• [STATED GOAL]: Pull out each line of the records holding the string "enter".

• [SUPPLIED DATA]:
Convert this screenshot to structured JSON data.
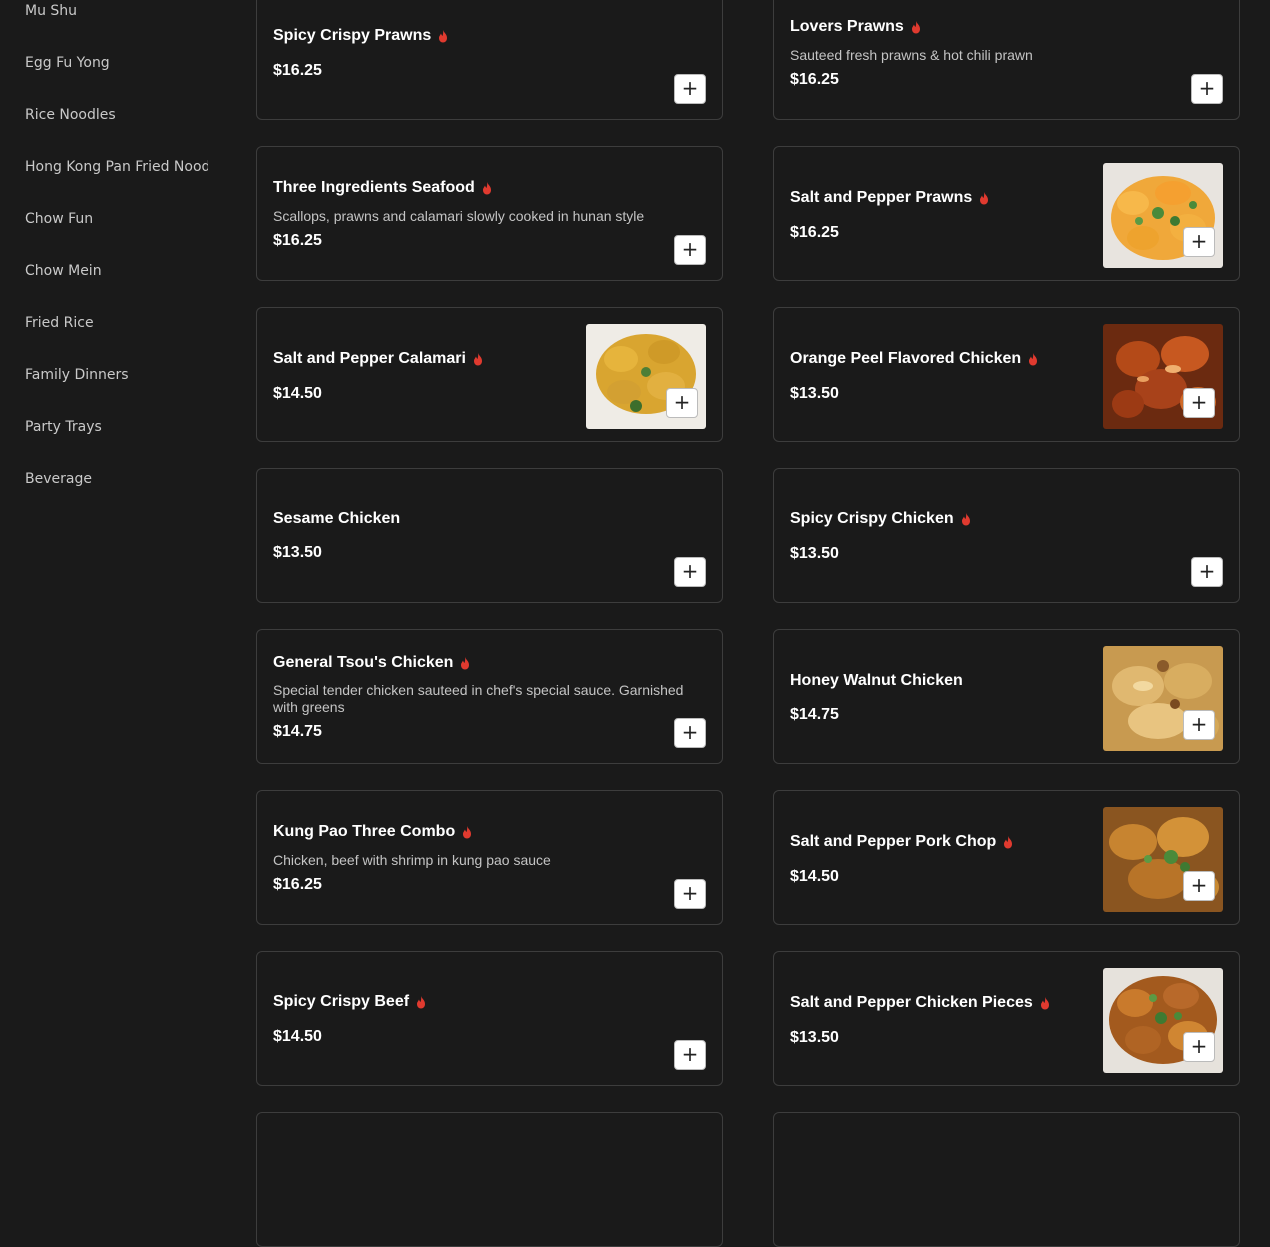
{
  "sidebar": {
    "items": [
      {
        "label": "Mu Shu"
      },
      {
        "label": "Egg Fu Yong"
      },
      {
        "label": "Rice Noodles"
      },
      {
        "label": "Hong Kong Pan Fried Noodles"
      },
      {
        "label": "Chow Fun"
      },
      {
        "label": "Chow Mein"
      },
      {
        "label": "Fried Rice"
      },
      {
        "label": "Family Dinners"
      },
      {
        "label": "Party Trays"
      },
      {
        "label": "Beverage"
      }
    ]
  },
  "menu": {
    "add_label": "+",
    "spicy_icon": "flame-icon",
    "spicy_color": "#e03a2f",
    "items": [
      {
        "name": "Spicy Crispy Prawns",
        "price": "$16.25",
        "spicy": true
      },
      {
        "name": "Lovers Prawns",
        "desc": "Sauteed fresh prawns & hot chili prawn",
        "price": "$16.25",
        "spicy": true
      },
      {
        "name": "Three Ingredients Seafood",
        "desc": "Scallops, prawns and calamari slowly cooked in hunan style",
        "price": "$16.25",
        "spicy": true
      },
      {
        "name": "Salt and Pepper Prawns",
        "price": "$16.25",
        "spicy": true,
        "photo": "prawns-photo"
      },
      {
        "name": "Salt and Pepper Calamari",
        "price": "$14.50",
        "spicy": true,
        "photo": "calamari-photo"
      },
      {
        "name": "Orange Peel Flavored Chicken",
        "price": "$13.50",
        "spicy": true,
        "photo": "orange-chicken-photo"
      },
      {
        "name": "Sesame Chicken",
        "price": "$13.50",
        "spicy": false
      },
      {
        "name": "Spicy Crispy Chicken",
        "price": "$13.50",
        "spicy": true
      },
      {
        "name": "General Tsou's Chicken",
        "desc": "Special tender chicken sauteed in chef's special sauce. Garnished with greens",
        "price": "$14.75",
        "spicy": true
      },
      {
        "name": "Honey Walnut Chicken",
        "price": "$14.75",
        "spicy": false,
        "photo": "honey-walnut-photo"
      },
      {
        "name": "Kung Pao Three Combo",
        "desc": "Chicken, beef with shrimp in kung pao sauce",
        "price": "$16.25",
        "spicy": true
      },
      {
        "name": "Salt and Pepper Pork Chop",
        "price": "$14.50",
        "spicy": true,
        "photo": "pork-chop-photo"
      },
      {
        "name": "Spicy Crispy Beef",
        "price": "$14.50",
        "spicy": true
      },
      {
        "name": "Salt and Pepper Chicken Pieces",
        "price": "$13.50",
        "spicy": true,
        "photo": "chicken-pieces-photo"
      }
    ]
  }
}
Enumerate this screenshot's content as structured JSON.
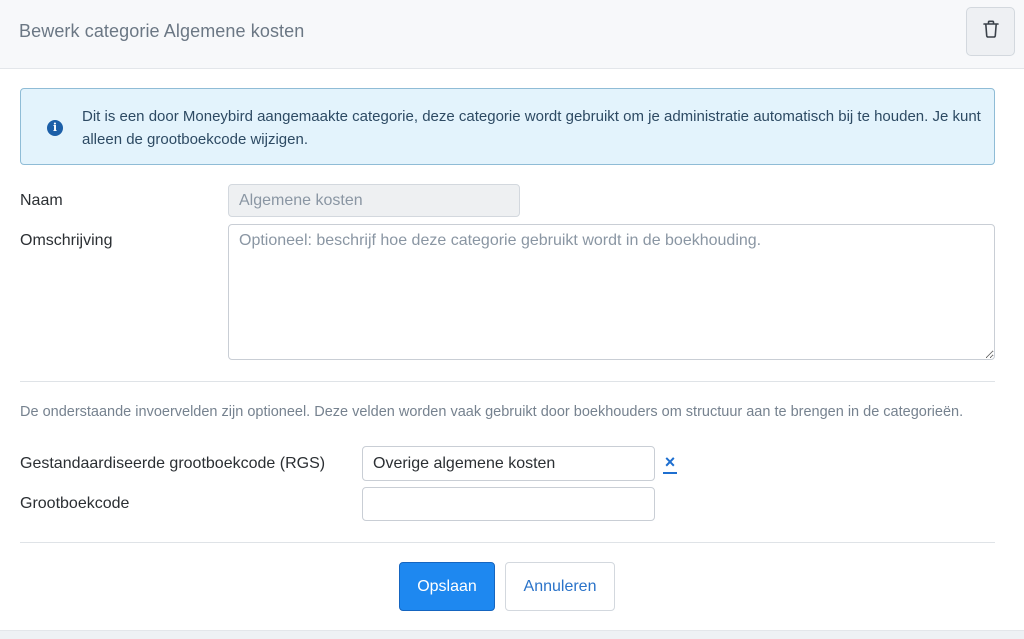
{
  "header": {
    "title": "Bewerk categorie Algemene kosten",
    "delete_icon": "trash-icon"
  },
  "info": {
    "icon": "info-icon",
    "icon_glyph": "i",
    "text": "Dit is een door Moneybird aangemaakte categorie, deze categorie wordt gebruikt om je administratie automatisch bij te houden. Je kunt alleen de grootboekcode wijzigen."
  },
  "form": {
    "name_label": "Naam",
    "name_placeholder": "Algemene kosten",
    "description_label": "Omschrijving",
    "description_placeholder": "Optioneel: beschrijf hoe deze categorie gebruikt wordt in de boekhouding.",
    "hint": "De onderstaande invoervelden zijn optioneel. Deze velden worden vaak gebruikt door boekhouders om structuur aan te brengen in de categorieën.",
    "rgs_label": "Gestandaardiseerde grootboekcode (RGS)",
    "rgs_value": "Overige algemene kosten",
    "rgs_clear_glyph": "×",
    "ledger_label": "Grootboekcode",
    "ledger_value": ""
  },
  "actions": {
    "save_label": "Opslaan",
    "cancel_label": "Annuleren"
  },
  "colors": {
    "primary": "#1e88f0",
    "info_bg": "#e3f3fc",
    "info_border": "#8fbcd6",
    "link": "#1e6fd0"
  }
}
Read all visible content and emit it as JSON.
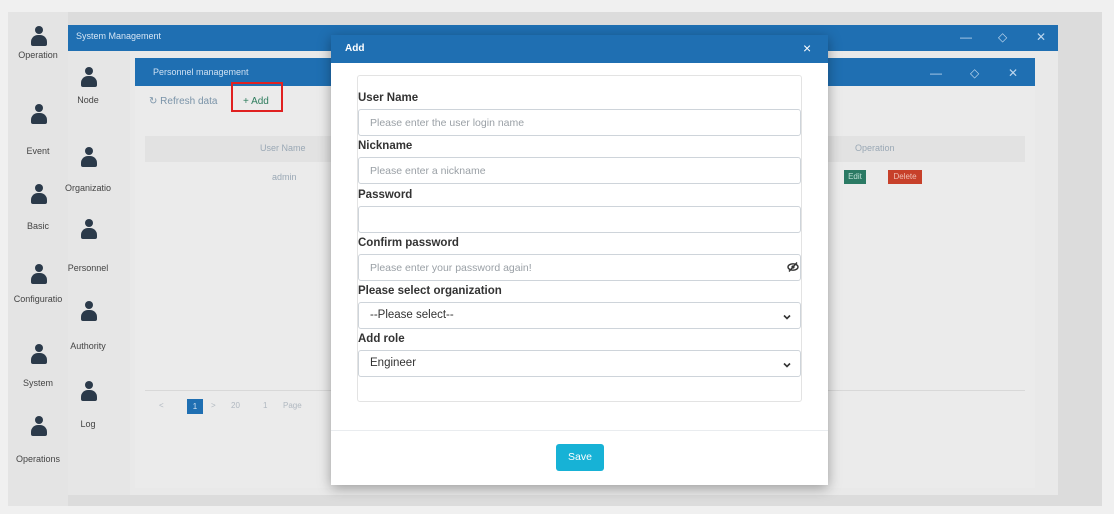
{
  "outer_nav": {
    "items": [
      {
        "label": "Operation"
      },
      {
        "label": "Event"
      },
      {
        "label": "Basic"
      },
      {
        "label": "Configuratio"
      },
      {
        "label": "System"
      },
      {
        "label": "Operations"
      }
    ]
  },
  "win1": {
    "title": "System Management",
    "minimize": "—",
    "restore": "◇",
    "close": "✕",
    "nav": [
      {
        "label": "Node"
      },
      {
        "label": "Organizatio"
      },
      {
        "label": "Personnel"
      },
      {
        "label": "Authority"
      },
      {
        "label": "Log"
      }
    ]
  },
  "win2": {
    "title": "Personnel management",
    "minimize": "—",
    "restore": "◇",
    "close": "✕",
    "toolbar": {
      "refresh_icon": "↻",
      "refresh_label": "Refresh data",
      "add_icon": "+",
      "add_label": "Add"
    },
    "grid": {
      "headers": {
        "user_name": "User Name",
        "operation": "Operation"
      },
      "rows": [
        {
          "user_name": "admin",
          "edit": "Edit",
          "delete": "Delete"
        }
      ]
    },
    "pager": {
      "prev": "<",
      "current": "1",
      "next": ">",
      "size": "20",
      "page_input": "1",
      "page_label": "Page"
    }
  },
  "modal": {
    "title": "Add",
    "close": "×",
    "fields": {
      "username": {
        "label": "User Name",
        "placeholder": "Please enter the user login name"
      },
      "nickname": {
        "label": "Nickname",
        "placeholder": "Please enter a nickname"
      },
      "password": {
        "label": "Password",
        "placeholder": ""
      },
      "confirm": {
        "label": "Confirm password",
        "placeholder": "Please enter your password again!"
      },
      "organization": {
        "label": "Please select organization",
        "value": "--Please select--"
      },
      "role": {
        "label": "Add role",
        "value": "Engineer"
      }
    },
    "save_label": "Save"
  },
  "icons": {
    "person": "person-icon",
    "eye": "eye-slash-icon",
    "chevron": "chevron-down-icon"
  },
  "colors": {
    "titlebar": "#1f6fb2",
    "save": "#17b2d6",
    "edit": "#2b7a64",
    "delete": "#c7402a",
    "highlight": "#e02020"
  }
}
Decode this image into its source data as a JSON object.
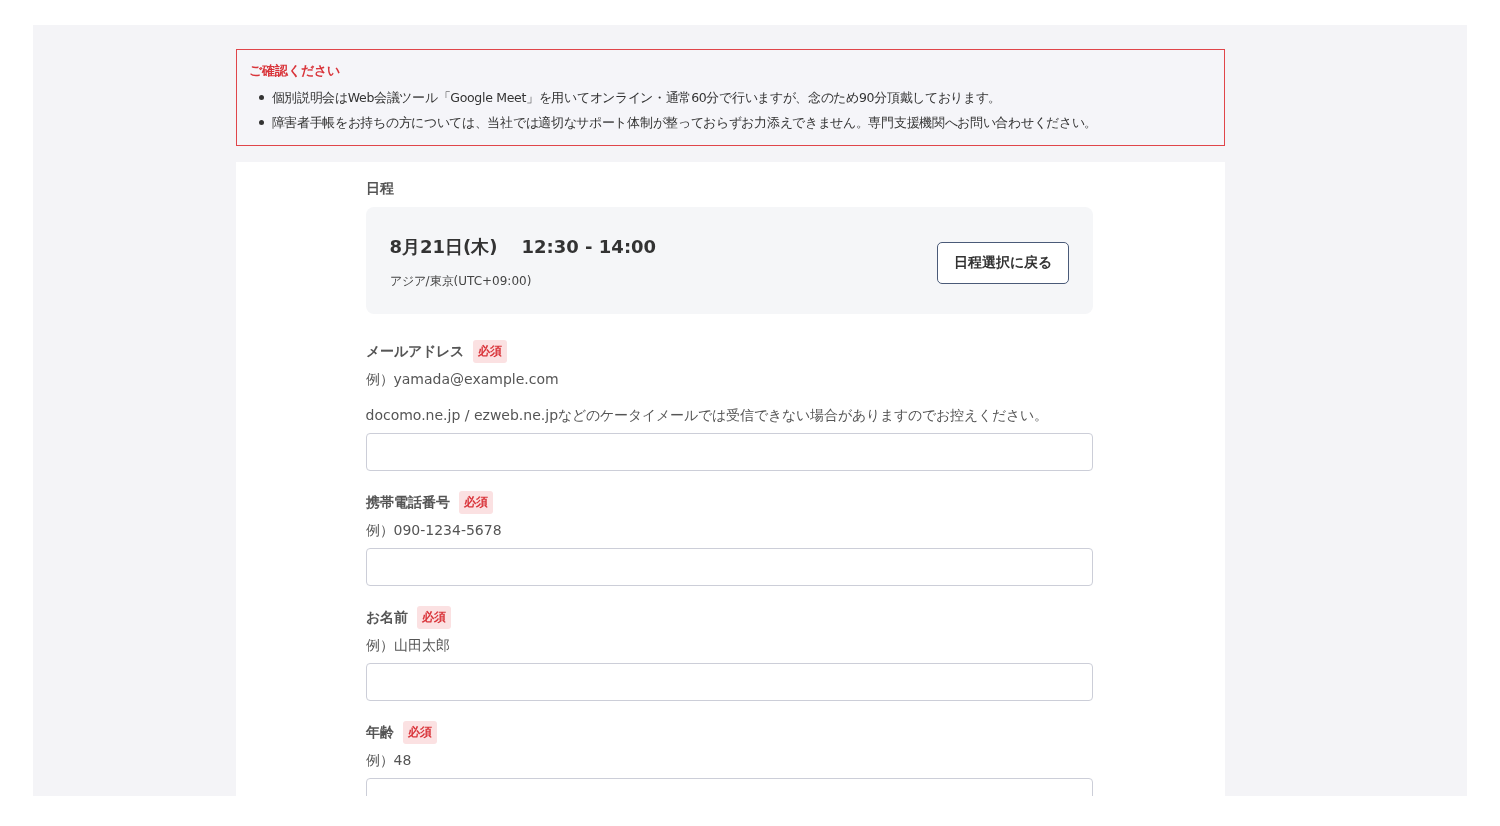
{
  "notice": {
    "title": "ご確認ください",
    "items": [
      "個別説明会はWeb会議ツール「Google Meet」を用いてオンライン・通常60分で行いますが、念のため90分頂戴しております。",
      "障害者手帳をお持ちの方については、当社では適切なサポート体制が整っておらずお力添えできません。専門支援機関へお問い合わせください。"
    ]
  },
  "schedule": {
    "label": "日程",
    "date": "8月21日(木)",
    "time": "12:30 - 14:00",
    "timezone": "アジア/東京(UTC+09:00)",
    "back_button": "日程選択に戻る"
  },
  "fields": [
    {
      "label": "メールアドレス",
      "required": true,
      "required_badge": "必須",
      "hints": [
        "例）yamada@example.com",
        "docomo.ne.jp / ezweb.ne.jpなどのケータイメールでは受信できない場合がありますのでお控えください。"
      ]
    },
    {
      "label": "携帯電話番号",
      "required": true,
      "required_badge": "必須",
      "hints": [
        "例）090-1234-5678"
      ]
    },
    {
      "label": "お名前",
      "required": true,
      "required_badge": "必須",
      "hints": [
        "例）山田太郎"
      ]
    },
    {
      "label": "年齢",
      "required": true,
      "required_badge": "必須",
      "hints": [
        "例）48"
      ]
    }
  ]
}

• [RESPONSE]:
        "placeholder": "Please enter the user login name"
        "placeholder": "Please enter a nickname"
        "placeholder": "Please enter your password again!"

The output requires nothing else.